§ PROBLEM:
Reproduce every line below verbatim, with no changes.

§ SOURCE DATA:
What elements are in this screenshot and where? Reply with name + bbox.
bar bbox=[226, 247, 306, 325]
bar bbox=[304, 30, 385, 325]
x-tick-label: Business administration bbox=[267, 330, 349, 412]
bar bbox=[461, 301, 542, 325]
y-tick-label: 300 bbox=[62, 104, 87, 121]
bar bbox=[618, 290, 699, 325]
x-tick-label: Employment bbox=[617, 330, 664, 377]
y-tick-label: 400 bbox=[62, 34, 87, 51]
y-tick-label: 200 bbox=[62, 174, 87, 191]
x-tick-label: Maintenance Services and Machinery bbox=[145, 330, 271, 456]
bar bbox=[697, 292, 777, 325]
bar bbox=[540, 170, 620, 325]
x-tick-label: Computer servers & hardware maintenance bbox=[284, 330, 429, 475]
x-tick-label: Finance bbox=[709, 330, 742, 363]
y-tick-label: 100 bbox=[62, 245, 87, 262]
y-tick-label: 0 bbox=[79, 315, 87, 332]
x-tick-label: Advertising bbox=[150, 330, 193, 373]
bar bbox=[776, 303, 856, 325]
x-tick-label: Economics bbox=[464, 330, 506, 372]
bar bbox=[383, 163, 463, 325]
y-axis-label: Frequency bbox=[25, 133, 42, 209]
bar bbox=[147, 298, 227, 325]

§ COMPLETE OUTPUT:
What elements are in this screenshot and where? Reply with name + bbox.
bar bbox=[226, 247, 306, 325]
bar bbox=[304, 30, 385, 325]
x-tick-label: Business administration bbox=[267, 330, 349, 412]
bar bbox=[461, 301, 542, 325]
y-tick-label: 300 bbox=[62, 104, 87, 121]
bar bbox=[618, 290, 699, 325]
x-tick-label: Employment bbox=[617, 330, 664, 377]
y-tick-label: 400 bbox=[62, 34, 87, 51]
y-tick-label: 200 bbox=[62, 174, 87, 191]
x-tick-label: Maintenance Services and Machinery bbox=[145, 330, 271, 456]
bar bbox=[697, 292, 777, 325]
bar bbox=[540, 170, 620, 325]
x-tick-label: Computer servers & hardware maintenance bbox=[284, 330, 429, 475]
x-tick-label: Finance bbox=[709, 330, 742, 363]
y-tick-label: 100 bbox=[62, 245, 87, 262]
y-tick-label: 0 bbox=[79, 315, 87, 332]
x-tick-label: Advertising bbox=[150, 330, 193, 373]
bar bbox=[776, 303, 856, 325]
x-tick-label: Economics bbox=[464, 330, 506, 372]
bar bbox=[383, 163, 463, 325]
y-axis-label: Frequency bbox=[25, 133, 42, 209]
bar bbox=[147, 298, 227, 325]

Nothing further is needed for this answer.